▶ [Exercise prompt]:
Please set down all the lines beneath this one exactly, without the pictures.

▶ [Information shown]:
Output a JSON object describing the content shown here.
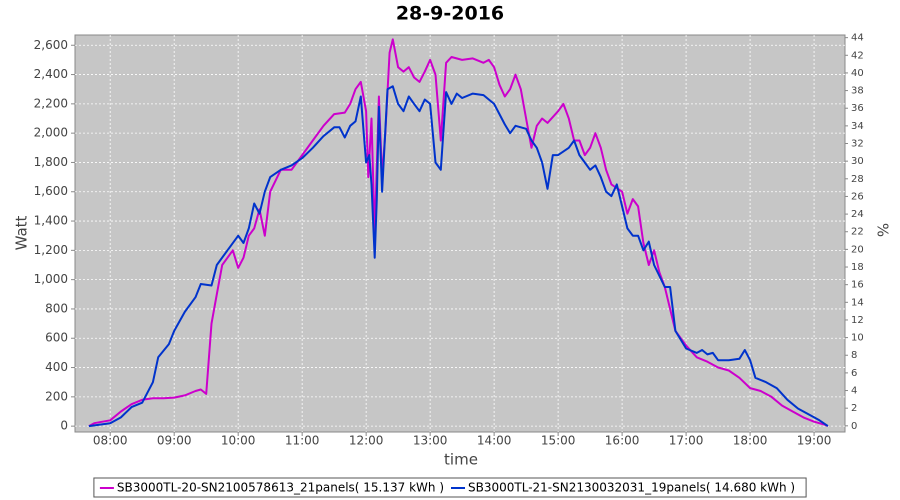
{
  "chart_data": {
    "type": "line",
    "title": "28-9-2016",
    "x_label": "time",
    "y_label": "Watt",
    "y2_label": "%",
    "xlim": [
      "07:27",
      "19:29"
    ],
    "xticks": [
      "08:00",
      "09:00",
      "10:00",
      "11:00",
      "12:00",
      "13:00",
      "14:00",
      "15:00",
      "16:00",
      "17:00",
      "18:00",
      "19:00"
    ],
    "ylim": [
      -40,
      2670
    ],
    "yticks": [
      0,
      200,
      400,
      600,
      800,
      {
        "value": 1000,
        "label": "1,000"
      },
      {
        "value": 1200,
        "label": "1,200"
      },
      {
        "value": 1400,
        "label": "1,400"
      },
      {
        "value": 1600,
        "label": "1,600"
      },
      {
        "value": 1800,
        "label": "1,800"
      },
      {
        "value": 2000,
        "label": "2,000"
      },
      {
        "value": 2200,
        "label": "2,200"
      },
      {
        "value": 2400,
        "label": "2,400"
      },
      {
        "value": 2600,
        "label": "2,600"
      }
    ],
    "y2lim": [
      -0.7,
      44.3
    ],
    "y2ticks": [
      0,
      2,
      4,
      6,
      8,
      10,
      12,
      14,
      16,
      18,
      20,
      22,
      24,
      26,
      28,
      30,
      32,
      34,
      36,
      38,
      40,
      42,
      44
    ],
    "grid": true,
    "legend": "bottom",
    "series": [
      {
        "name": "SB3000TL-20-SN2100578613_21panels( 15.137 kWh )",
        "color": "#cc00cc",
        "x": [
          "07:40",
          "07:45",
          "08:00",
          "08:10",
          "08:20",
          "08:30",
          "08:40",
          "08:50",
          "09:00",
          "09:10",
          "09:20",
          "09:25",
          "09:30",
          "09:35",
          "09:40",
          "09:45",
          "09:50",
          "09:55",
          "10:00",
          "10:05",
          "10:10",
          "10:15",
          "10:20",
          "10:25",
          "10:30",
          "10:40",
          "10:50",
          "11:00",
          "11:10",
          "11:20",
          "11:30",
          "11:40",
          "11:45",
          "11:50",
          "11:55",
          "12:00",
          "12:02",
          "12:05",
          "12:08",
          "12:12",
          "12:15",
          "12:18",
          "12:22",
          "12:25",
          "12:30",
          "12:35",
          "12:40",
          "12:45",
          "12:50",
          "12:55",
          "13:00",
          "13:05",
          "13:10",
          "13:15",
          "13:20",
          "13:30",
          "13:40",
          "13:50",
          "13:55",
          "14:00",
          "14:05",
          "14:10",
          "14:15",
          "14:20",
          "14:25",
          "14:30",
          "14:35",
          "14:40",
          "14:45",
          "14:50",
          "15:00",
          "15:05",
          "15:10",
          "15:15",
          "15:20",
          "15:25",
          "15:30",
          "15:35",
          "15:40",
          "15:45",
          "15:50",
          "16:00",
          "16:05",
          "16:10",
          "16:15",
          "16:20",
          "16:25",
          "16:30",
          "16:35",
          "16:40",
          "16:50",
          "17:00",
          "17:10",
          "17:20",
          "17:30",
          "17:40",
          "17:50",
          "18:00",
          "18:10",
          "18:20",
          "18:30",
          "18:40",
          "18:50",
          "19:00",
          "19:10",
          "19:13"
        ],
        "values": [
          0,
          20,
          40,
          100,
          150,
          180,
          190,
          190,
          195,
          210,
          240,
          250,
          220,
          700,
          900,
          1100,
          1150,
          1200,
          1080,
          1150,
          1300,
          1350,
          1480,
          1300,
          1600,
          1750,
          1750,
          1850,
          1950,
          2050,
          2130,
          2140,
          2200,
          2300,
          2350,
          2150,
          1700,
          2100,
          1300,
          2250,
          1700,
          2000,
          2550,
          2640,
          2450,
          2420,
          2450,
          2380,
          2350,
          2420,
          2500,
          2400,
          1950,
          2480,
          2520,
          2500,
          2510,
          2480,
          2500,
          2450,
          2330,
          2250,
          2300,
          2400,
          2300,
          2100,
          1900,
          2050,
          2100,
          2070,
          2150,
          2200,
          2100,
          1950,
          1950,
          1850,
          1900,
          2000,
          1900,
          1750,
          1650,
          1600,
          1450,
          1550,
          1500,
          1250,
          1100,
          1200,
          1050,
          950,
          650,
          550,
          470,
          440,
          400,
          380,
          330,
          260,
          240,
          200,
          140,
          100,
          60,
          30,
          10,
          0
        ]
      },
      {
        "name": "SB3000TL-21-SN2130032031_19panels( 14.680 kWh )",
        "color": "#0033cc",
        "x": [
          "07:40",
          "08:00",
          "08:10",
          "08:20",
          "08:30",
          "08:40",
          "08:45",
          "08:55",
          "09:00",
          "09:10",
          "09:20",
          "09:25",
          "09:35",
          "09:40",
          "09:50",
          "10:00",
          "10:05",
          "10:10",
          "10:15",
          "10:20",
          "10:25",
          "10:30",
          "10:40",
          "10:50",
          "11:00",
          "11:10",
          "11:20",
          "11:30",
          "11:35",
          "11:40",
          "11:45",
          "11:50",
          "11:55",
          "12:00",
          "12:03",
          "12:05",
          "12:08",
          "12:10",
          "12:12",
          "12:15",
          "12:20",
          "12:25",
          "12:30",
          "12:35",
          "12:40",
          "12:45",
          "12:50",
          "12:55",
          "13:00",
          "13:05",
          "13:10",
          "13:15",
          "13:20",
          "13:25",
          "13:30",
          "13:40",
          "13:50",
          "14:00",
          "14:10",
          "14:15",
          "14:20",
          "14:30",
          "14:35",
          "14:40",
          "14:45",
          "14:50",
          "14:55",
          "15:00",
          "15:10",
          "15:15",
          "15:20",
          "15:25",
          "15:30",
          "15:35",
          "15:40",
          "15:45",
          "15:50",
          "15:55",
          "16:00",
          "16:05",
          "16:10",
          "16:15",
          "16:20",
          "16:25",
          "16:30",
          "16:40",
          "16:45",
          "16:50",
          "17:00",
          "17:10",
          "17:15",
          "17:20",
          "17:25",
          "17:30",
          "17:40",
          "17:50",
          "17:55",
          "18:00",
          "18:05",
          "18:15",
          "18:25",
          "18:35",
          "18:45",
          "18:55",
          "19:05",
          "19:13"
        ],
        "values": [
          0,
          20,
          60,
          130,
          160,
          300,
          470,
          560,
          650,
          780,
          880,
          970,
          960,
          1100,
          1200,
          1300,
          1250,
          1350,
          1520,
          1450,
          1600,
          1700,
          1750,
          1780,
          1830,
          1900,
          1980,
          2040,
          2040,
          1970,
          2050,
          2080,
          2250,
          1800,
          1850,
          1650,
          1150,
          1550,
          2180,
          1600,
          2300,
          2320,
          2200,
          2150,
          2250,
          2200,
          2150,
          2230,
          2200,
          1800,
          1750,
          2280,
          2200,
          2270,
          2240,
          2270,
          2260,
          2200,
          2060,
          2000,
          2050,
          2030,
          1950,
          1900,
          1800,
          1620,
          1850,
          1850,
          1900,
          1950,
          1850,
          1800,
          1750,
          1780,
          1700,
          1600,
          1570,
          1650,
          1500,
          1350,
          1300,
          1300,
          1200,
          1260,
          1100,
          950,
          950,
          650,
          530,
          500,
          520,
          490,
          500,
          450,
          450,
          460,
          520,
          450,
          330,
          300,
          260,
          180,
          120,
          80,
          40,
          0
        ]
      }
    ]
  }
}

▶ [Result below]:
Output a JSON object describing the content shown here.
{
  "chart_data": {
    "type": "line",
    "title": "28-9-2016",
    "x_label": "time",
    "y_label": "Watt",
    "y2_label": "%",
    "xlim": [
      "07:27",
      "19:29"
    ],
    "xticks": [
      "08:00",
      "09:00",
      "10:00",
      "11:00",
      "12:00",
      "13:00",
      "14:00",
      "15:00",
      "16:00",
      "17:00",
      "18:00",
      "19:00"
    ],
    "ylim": [
      -40,
      2670
    ],
    "yticks": [
      0,
      200,
      400,
      600,
      800,
      {
        "value": 1000,
        "label": "1,000"
      },
      {
        "value": 1200,
        "label": "1,200"
      },
      {
        "value": 1400,
        "label": "1,400"
      },
      {
        "value": 1600,
        "label": "1,600"
      },
      {
        "value": 1800,
        "label": "1,800"
      },
      {
        "value": 2000,
        "label": "2,000"
      },
      {
        "value": 2200,
        "label": "2,200"
      },
      {
        "value": 2400,
        "label": "2,400"
      },
      {
        "value": 2600,
        "label": "2,600"
      }
    ],
    "y2lim": [
      -0.7,
      44.3
    ],
    "y2ticks": [
      0,
      2,
      4,
      6,
      8,
      10,
      12,
      14,
      16,
      18,
      20,
      22,
      24,
      26,
      28,
      30,
      32,
      34,
      36,
      38,
      40,
      42,
      44
    ],
    "grid": true,
    "legend": "bottom",
    "series": [
      {
        "name": "SB3000TL-20-SN2100578613_21panels( 15.137 kWh )",
        "color": "#cc00cc",
        "x": [
          "07:40",
          "07:45",
          "08:00",
          "08:10",
          "08:20",
          "08:30",
          "08:40",
          "08:50",
          "09:00",
          "09:10",
          "09:20",
          "09:25",
          "09:30",
          "09:35",
          "09:40",
          "09:45",
          "09:50",
          "09:55",
          "10:00",
          "10:05",
          "10:10",
          "10:15",
          "10:20",
          "10:25",
          "10:30",
          "10:40",
          "10:50",
          "11:00",
          "11:10",
          "11:20",
          "11:30",
          "11:40",
          "11:45",
          "11:50",
          "11:55",
          "12:00",
          "12:02",
          "12:05",
          "12:08",
          "12:12",
          "12:15",
          "12:18",
          "12:22",
          "12:25",
          "12:30",
          "12:35",
          "12:40",
          "12:45",
          "12:50",
          "12:55",
          "13:00",
          "13:05",
          "13:10",
          "13:15",
          "13:20",
          "13:30",
          "13:40",
          "13:50",
          "13:55",
          "14:00",
          "14:05",
          "14:10",
          "14:15",
          "14:20",
          "14:25",
          "14:30",
          "14:35",
          "14:40",
          "14:45",
          "14:50",
          "15:00",
          "15:05",
          "15:10",
          "15:15",
          "15:20",
          "15:25",
          "15:30",
          "15:35",
          "15:40",
          "15:45",
          "15:50",
          "16:00",
          "16:05",
          "16:10",
          "16:15",
          "16:20",
          "16:25",
          "16:30",
          "16:35",
          "16:40",
          "16:50",
          "17:00",
          "17:10",
          "17:20",
          "17:30",
          "17:40",
          "17:50",
          "18:00",
          "18:10",
          "18:20",
          "18:30",
          "18:40",
          "18:50",
          "19:00",
          "19:10",
          "19:13"
        ],
        "values": [
          0,
          20,
          40,
          100,
          150,
          180,
          190,
          190,
          195,
          210,
          240,
          250,
          220,
          700,
          900,
          1100,
          1150,
          1200,
          1080,
          1150,
          1300,
          1350,
          1480,
          1300,
          1600,
          1750,
          1750,
          1850,
          1950,
          2050,
          2130,
          2140,
          2200,
          2300,
          2350,
          2150,
          1700,
          2100,
          1300,
          2250,
          1700,
          2000,
          2550,
          2640,
          2450,
          2420,
          2450,
          2380,
          2350,
          2420,
          2500,
          2400,
          1950,
          2480,
          2520,
          2500,
          2510,
          2480,
          2500,
          2450,
          2330,
          2250,
          2300,
          2400,
          2300,
          2100,
          1900,
          2050,
          2100,
          2070,
          2150,
          2200,
          2100,
          1950,
          1950,
          1850,
          1900,
          2000,
          1900,
          1750,
          1650,
          1600,
          1450,
          1550,
          1500,
          1250,
          1100,
          1200,
          1050,
          950,
          650,
          550,
          470,
          440,
          400,
          380,
          330,
          260,
          240,
          200,
          140,
          100,
          60,
          30,
          10,
          0
        ]
      },
      {
        "name": "SB3000TL-21-SN2130032031_19panels( 14.680 kWh )",
        "color": "#0033cc",
        "x": [
          "07:40",
          "08:00",
          "08:10",
          "08:20",
          "08:30",
          "08:40",
          "08:45",
          "08:55",
          "09:00",
          "09:10",
          "09:20",
          "09:25",
          "09:35",
          "09:40",
          "09:50",
          "10:00",
          "10:05",
          "10:10",
          "10:15",
          "10:20",
          "10:25",
          "10:30",
          "10:40",
          "10:50",
          "11:00",
          "11:10",
          "11:20",
          "11:30",
          "11:35",
          "11:40",
          "11:45",
          "11:50",
          "11:55",
          "12:00",
          "12:03",
          "12:05",
          "12:08",
          "12:10",
          "12:12",
          "12:15",
          "12:20",
          "12:25",
          "12:30",
          "12:35",
          "12:40",
          "12:45",
          "12:50",
          "12:55",
          "13:00",
          "13:05",
          "13:10",
          "13:15",
          "13:20",
          "13:25",
          "13:30",
          "13:40",
          "13:50",
          "14:00",
          "14:10",
          "14:15",
          "14:20",
          "14:30",
          "14:35",
          "14:40",
          "14:45",
          "14:50",
          "14:55",
          "15:00",
          "15:10",
          "15:15",
          "15:20",
          "15:25",
          "15:30",
          "15:35",
          "15:40",
          "15:45",
          "15:50",
          "15:55",
          "16:00",
          "16:05",
          "16:10",
          "16:15",
          "16:20",
          "16:25",
          "16:30",
          "16:40",
          "16:45",
          "16:50",
          "17:00",
          "17:10",
          "17:15",
          "17:20",
          "17:25",
          "17:30",
          "17:40",
          "17:50",
          "17:55",
          "18:00",
          "18:05",
          "18:15",
          "18:25",
          "18:35",
          "18:45",
          "18:55",
          "19:05",
          "19:13"
        ],
        "values": [
          0,
          20,
          60,
          130,
          160,
          300,
          470,
          560,
          650,
          780,
          880,
          970,
          960,
          1100,
          1200,
          1300,
          1250,
          1350,
          1520,
          1450,
          1600,
          1700,
          1750,
          1780,
          1830,
          1900,
          1980,
          2040,
          2040,
          1970,
          2050,
          2080,
          2250,
          1800,
          1850,
          1650,
          1150,
          1550,
          2180,
          1600,
          2300,
          2320,
          2200,
          2150,
          2250,
          2200,
          2150,
          2230,
          2200,
          1800,
          1750,
          2280,
          2200,
          2270,
          2240,
          2270,
          2260,
          2200,
          2060,
          2000,
          2050,
          2030,
          1950,
          1900,
          1800,
          1620,
          1850,
          1850,
          1900,
          1950,
          1850,
          1800,
          1750,
          1780,
          1700,
          1600,
          1570,
          1650,
          1500,
          1350,
          1300,
          1300,
          1200,
          1260,
          1100,
          950,
          950,
          650,
          530,
          500,
          520,
          490,
          500,
          450,
          450,
          460,
          520,
          450,
          330,
          300,
          260,
          180,
          120,
          80,
          40,
          0
        ]
      }
    ]
  }
}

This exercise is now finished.